— Start of Records for this exercise —

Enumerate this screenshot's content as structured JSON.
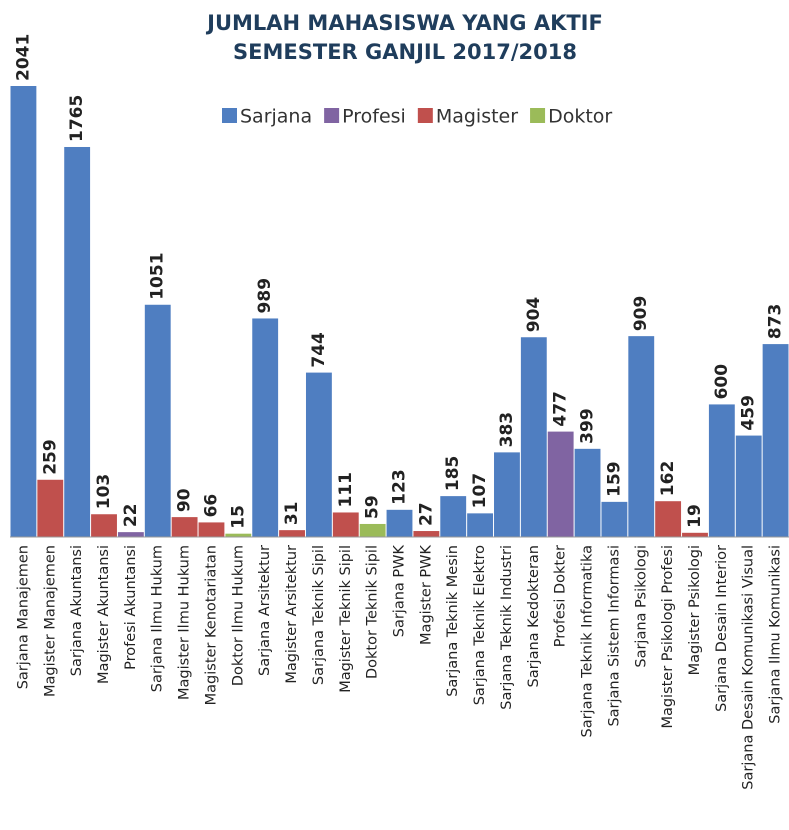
{
  "chart_data": {
    "type": "bar",
    "title": [
      "JUMLAH MAHASISWA YANG AKTIF",
      "SEMESTER GANJIL 2017/2018"
    ],
    "categories": [
      "Sarjana Manajemen",
      "Magister Manajemen",
      "Sarjana Akuntansi",
      "Magister Akuntansi",
      "Profesi Akuntansi",
      "Sarjana Ilmu Hukum",
      "Magister Ilmu Hukum",
      "Magister Kenotariatan",
      "Doktor Ilmu Hukum",
      "Sarjana Arsitektur",
      "Magister Arsitektur",
      "Sarjana Teknik Sipil",
      "Magister Teknik Sipil",
      "Doktor Teknik Sipil",
      "Sarjana PWK",
      "Magister PWK",
      "Sarjana Teknik Mesin",
      "Sarjana Teknik Elektro",
      "Sarjana Teknik Industri",
      "Sarjana Kedokteran",
      "Profesi Dokter",
      "Sarjana Teknik Informatika",
      "Sarjana Sistem Informasi",
      "Sarjana Psikologi",
      "Magister Psikologi Profesi",
      "Magister Psikologi",
      "Sarjana Desain Interior",
      "Sarjana Desain Komunikasi Visual",
      "Sarjana Ilmu Komunikasi"
    ],
    "series": [
      {
        "name": "Sarjana",
        "color": "#4f7ec1",
        "values": [
          2041,
          null,
          1765,
          null,
          null,
          1051,
          null,
          null,
          null,
          989,
          null,
          744,
          null,
          null,
          123,
          null,
          185,
          107,
          383,
          904,
          null,
          399,
          159,
          909,
          null,
          null,
          600,
          459,
          873
        ]
      },
      {
        "name": "Profesi",
        "color": "#8064a2",
        "values": [
          null,
          null,
          null,
          null,
          22,
          null,
          null,
          null,
          null,
          null,
          null,
          null,
          null,
          null,
          null,
          null,
          null,
          null,
          null,
          null,
          477,
          null,
          null,
          null,
          null,
          null,
          null,
          null,
          null
        ]
      },
      {
        "name": "Magister",
        "color": "#c0504d",
        "values": [
          null,
          259,
          null,
          103,
          null,
          null,
          90,
          66,
          null,
          null,
          31,
          null,
          111,
          null,
          null,
          27,
          null,
          null,
          null,
          null,
          null,
          null,
          null,
          null,
          162,
          19,
          null,
          null,
          null
        ]
      },
      {
        "name": "Doktor",
        "color": "#9bbb59",
        "values": [
          null,
          null,
          null,
          null,
          null,
          null,
          null,
          null,
          15,
          null,
          null,
          null,
          null,
          59,
          null,
          null,
          null,
          null,
          null,
          null,
          null,
          null,
          null,
          null,
          null,
          null,
          null,
          null,
          null
        ]
      }
    ]
  }
}
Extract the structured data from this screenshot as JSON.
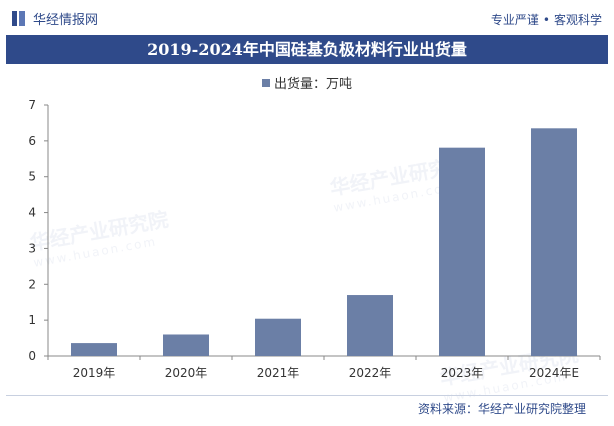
{
  "header": {
    "brand": "华经情报网",
    "slogan_left": "专业严谨",
    "slogan_dot": "•",
    "slogan_right": "客观科学"
  },
  "watermark": {
    "text": "华经产业研究院",
    "url": "www.huaon.com"
  },
  "footer": {
    "source": "资料来源：华经产业研究院整理"
  },
  "colors": {
    "brand": "#2f4a8a",
    "bar": "#6b7fa6"
  },
  "chart_data": {
    "type": "bar",
    "title": "2019-2024年中国硅基负极材料行业出货量",
    "categories": [
      "2019年",
      "2020年",
      "2021年",
      "2022年",
      "2023年",
      "2024年E"
    ],
    "series": [
      {
        "name": "出货量：万吨",
        "values": [
          0.36,
          0.6,
          1.04,
          1.7,
          5.81,
          6.35
        ]
      }
    ],
    "yticks": [
      0,
      1,
      2,
      3,
      4,
      5,
      6,
      7
    ],
    "ylim": [
      0,
      7
    ],
    "legend_position": "top-center",
    "grid": false
  }
}
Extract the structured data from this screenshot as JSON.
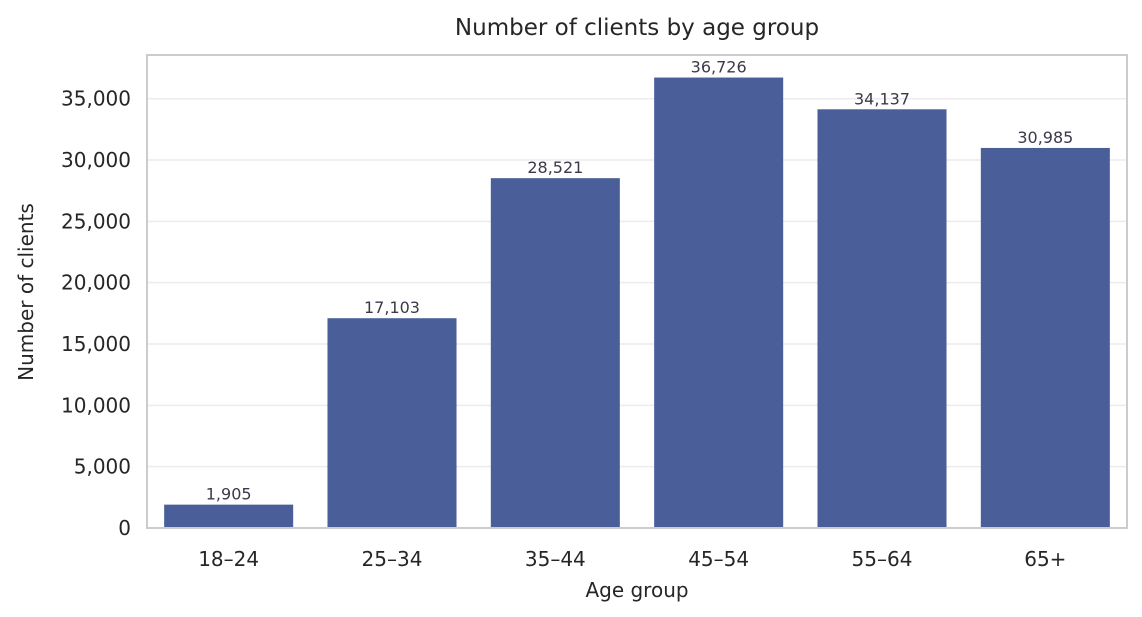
{
  "chart_data": {
    "type": "bar",
    "title": "Number of clients by age group",
    "xlabel": "Age group",
    "ylabel": "Number of clients",
    "categories": [
      "18–24",
      "25–34",
      "35–44",
      "45–54",
      "55–64",
      "65+"
    ],
    "values": [
      1905,
      17103,
      28521,
      36726,
      34137,
      30985
    ],
    "value_labels": [
      "1,905",
      "17,103",
      "28,521",
      "36,726",
      "34,137",
      "30,985"
    ],
    "ylim": [
      0,
      38563
    ],
    "yticks": [
      0,
      5000,
      10000,
      15000,
      20000,
      25000,
      30000,
      35000
    ],
    "ytick_labels": [
      "0",
      "5,000",
      "10,000",
      "15,000",
      "20,000",
      "25,000",
      "30,000",
      "35,000"
    ],
    "grid": true,
    "legend": "none",
    "colors": {
      "bar": "#4a5f99",
      "grid": "#ececec",
      "frame": "#cccccc"
    }
  }
}
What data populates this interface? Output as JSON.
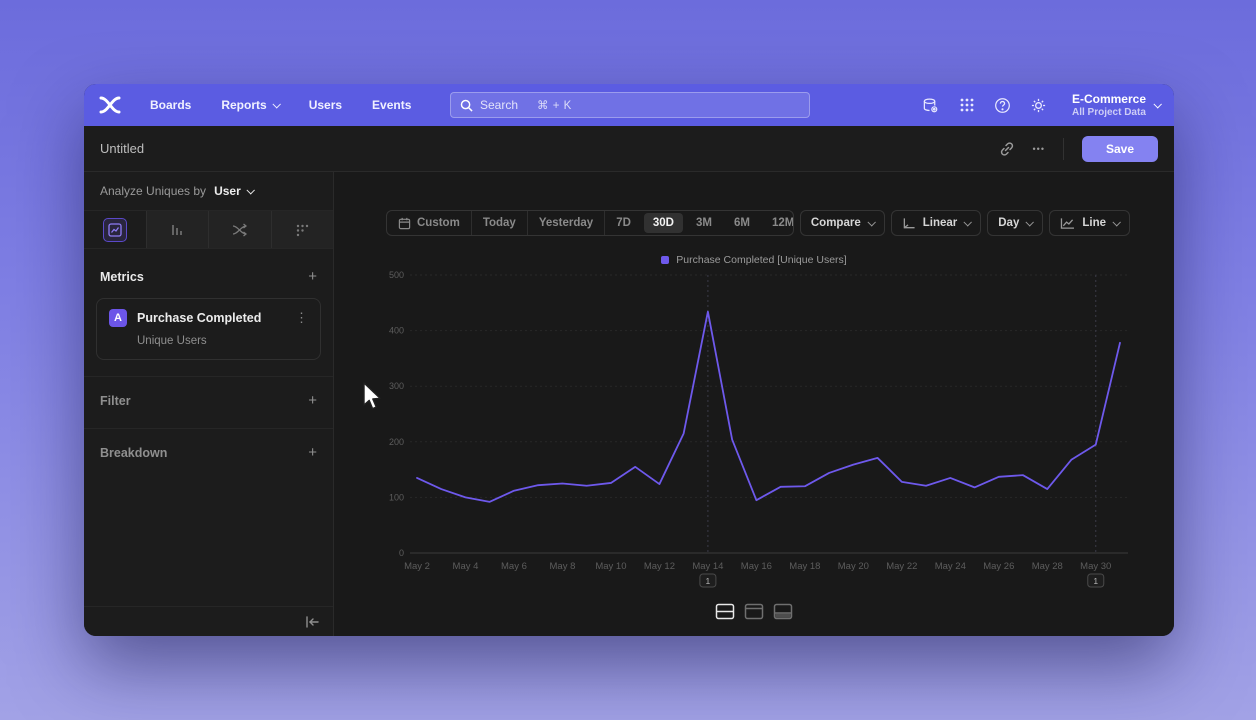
{
  "nav": {
    "items": [
      "Boards",
      "Reports",
      "Users",
      "Events"
    ],
    "search": {
      "placeholder": "Search",
      "shortcut": "⌘ + K"
    },
    "project": {
      "name": "E-Commerce",
      "scope": "All Project Data"
    }
  },
  "header": {
    "title": "Untitled",
    "save_label": "Save",
    "more_label": "•••"
  },
  "sidebar": {
    "analyze_prefix": "Analyze Uniques by",
    "analyze_value": "User",
    "metrics_label": "Metrics",
    "filter_label": "Filter",
    "breakdown_label": "Breakdown",
    "add_label": "+",
    "metric": {
      "badge": "A",
      "name": "Purchase Completed",
      "subtitle": "Unique Users",
      "kebab": "⋮"
    }
  },
  "toolbar": {
    "ranges": [
      "Custom",
      "Today",
      "Yesterday",
      "7D",
      "30D",
      "3M",
      "6M",
      "12M"
    ],
    "active_range": "30D",
    "compare_label": "Compare",
    "scale_label": "Linear",
    "interval_label": "Day",
    "chart_type_label": "Line"
  },
  "chart_data": {
    "type": "line",
    "legend_position": "top-center",
    "grid": true,
    "ylim": [
      0,
      500
    ],
    "yticks": [
      0,
      100,
      200,
      300,
      400,
      500
    ],
    "x": [
      "May 2",
      "May 3",
      "May 4",
      "May 5",
      "May 6",
      "May 7",
      "May 8",
      "May 9",
      "May 10",
      "May 11",
      "May 12",
      "May 13",
      "May 14",
      "May 15",
      "May 16",
      "May 17",
      "May 18",
      "May 19",
      "May 20",
      "May 21",
      "May 22",
      "May 23",
      "May 24",
      "May 25",
      "May 26",
      "May 27",
      "May 28",
      "May 29",
      "May 30",
      "May 31"
    ],
    "x_tick_labels": [
      "May 2",
      "May 4",
      "May 6",
      "May 8",
      "May 10",
      "May 12",
      "May 14",
      "May 16",
      "May 18",
      "May 20",
      "May 22",
      "May 24",
      "May 26",
      "May 28",
      "May 30"
    ],
    "series": [
      {
        "name": "Purchase Completed [Unique Users]",
        "color": "#6e59ec",
        "values": [
          135,
          115,
          100,
          92,
          112,
          122,
          125,
          121,
          126,
          155,
          124,
          215,
          434,
          204,
          95,
          119,
          120,
          144,
          159,
          171,
          128,
          121,
          135,
          118,
          137,
          140,
          115,
          168,
          195,
          378
        ]
      }
    ],
    "annotations": [
      {
        "label": "1",
        "x": "May 14"
      },
      {
        "label": "1",
        "x": "May 30"
      }
    ]
  }
}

— End of Records for this exercise —

== Job ==
Gather each line of the listing containing the word "Magister" and show it.

== Answer below ==
      "Magister Manajemen",
      "Magister Akuntansi",
      "Magister Ilmu Hukum",
      "Magister Kenotariatan",
      "Magister Arsitektur",
      "Magister Teknik Sipil",
      "Magister PWK",
      "Magister Psikologi Profesi",
      "Magister Psikologi",
        "name": "Magister",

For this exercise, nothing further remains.